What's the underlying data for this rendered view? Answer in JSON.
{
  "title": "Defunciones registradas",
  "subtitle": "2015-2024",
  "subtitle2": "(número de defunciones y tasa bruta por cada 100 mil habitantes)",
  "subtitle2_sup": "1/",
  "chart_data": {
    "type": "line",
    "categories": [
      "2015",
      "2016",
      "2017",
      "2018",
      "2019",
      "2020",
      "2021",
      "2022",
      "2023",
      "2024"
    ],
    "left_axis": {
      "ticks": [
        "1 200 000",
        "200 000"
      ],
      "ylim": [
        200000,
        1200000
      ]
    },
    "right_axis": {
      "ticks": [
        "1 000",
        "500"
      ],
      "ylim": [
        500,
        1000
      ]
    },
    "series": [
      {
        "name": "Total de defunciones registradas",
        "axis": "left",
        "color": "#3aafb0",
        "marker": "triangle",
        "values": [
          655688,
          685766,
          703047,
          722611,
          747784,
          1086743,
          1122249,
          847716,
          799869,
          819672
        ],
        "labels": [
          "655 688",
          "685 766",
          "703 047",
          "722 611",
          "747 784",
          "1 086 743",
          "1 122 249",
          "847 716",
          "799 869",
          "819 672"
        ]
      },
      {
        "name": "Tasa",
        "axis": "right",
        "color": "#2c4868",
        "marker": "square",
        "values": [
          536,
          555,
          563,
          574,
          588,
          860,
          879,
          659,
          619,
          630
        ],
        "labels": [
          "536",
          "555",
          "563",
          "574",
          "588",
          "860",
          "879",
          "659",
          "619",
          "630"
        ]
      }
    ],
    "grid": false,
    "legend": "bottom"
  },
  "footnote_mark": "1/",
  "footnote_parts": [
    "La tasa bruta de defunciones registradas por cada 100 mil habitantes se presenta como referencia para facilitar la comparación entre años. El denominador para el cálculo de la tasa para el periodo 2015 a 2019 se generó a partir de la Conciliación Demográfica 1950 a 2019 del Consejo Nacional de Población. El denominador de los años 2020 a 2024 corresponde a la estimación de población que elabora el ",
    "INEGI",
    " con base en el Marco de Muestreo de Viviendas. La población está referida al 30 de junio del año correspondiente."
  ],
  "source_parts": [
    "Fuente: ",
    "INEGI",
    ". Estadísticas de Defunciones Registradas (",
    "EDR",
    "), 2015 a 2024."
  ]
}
####
■ TASK STATEMENT
Copy out all of the records shown above exactly.

■ EXERCISE SOLUTION
What's the underlying data for this rendered view? Answer in JSON.
{
  "title": "Defunciones registradas",
  "subtitle": "2015-2024",
  "subtitle2": "(número de defunciones y tasa bruta por cada 100 mil habitantes)",
  "subtitle2_sup": "1/",
  "chart_data": {
    "type": "line",
    "categories": [
      "2015",
      "2016",
      "2017",
      "2018",
      "2019",
      "2020",
      "2021",
      "2022",
      "2023",
      "2024"
    ],
    "left_axis": {
      "ticks": [
        "1 200 000",
        "200 000"
      ],
      "ylim": [
        200000,
        1200000
      ]
    },
    "right_axis": {
      "ticks": [
        "1 000",
        "500"
      ],
      "ylim": [
        500,
        1000
      ]
    },
    "series": [
      {
        "name": "Total de defunciones registradas",
        "axis": "left",
        "color": "#3aafb0",
        "marker": "triangle",
        "values": [
          655688,
          685766,
          703047,
          722611,
          747784,
          1086743,
          1122249,
          847716,
          799869,
          819672
        ],
        "labels": [
          "655 688",
          "685 766",
          "703 047",
          "722 611",
          "747 784",
          "1 086 743",
          "1 122 249",
          "847 716",
          "799 869",
          "819 672"
        ]
      },
      {
        "name": "Tasa",
        "axis": "right",
        "color": "#2c4868",
        "marker": "square",
        "values": [
          536,
          555,
          563,
          574,
          588,
          860,
          879,
          659,
          619,
          630
        ],
        "labels": [
          "536",
          "555",
          "563",
          "574",
          "588",
          "860",
          "879",
          "659",
          "619",
          "630"
        ]
      }
    ],
    "grid": false,
    "legend": "bottom"
  },
  "footnote_mark": "1/",
  "footnote_parts": [
    "La tasa bruta de defunciones registradas por cada 100 mil habitantes se presenta como referencia para facilitar la comparación entre años. El denominador para el cálculo de la tasa para el periodo 2015 a 2019 se generó a partir de la Conciliación Demográfica 1950 a 2019 del Consejo Nacional de Población. El denominador de los años 2020 a 2024 corresponde a la estimación de población que elabora el ",
    "INEGI",
    " con base en el Marco de Muestreo de Viviendas. La población está referida al 30 de junio del año correspondiente."
  ],
  "source_parts": [
    "Fuente: ",
    "INEGI",
    ". Estadísticas de Defunciones Registradas (",
    "EDR",
    "), 2015 a 2024."
  ]
}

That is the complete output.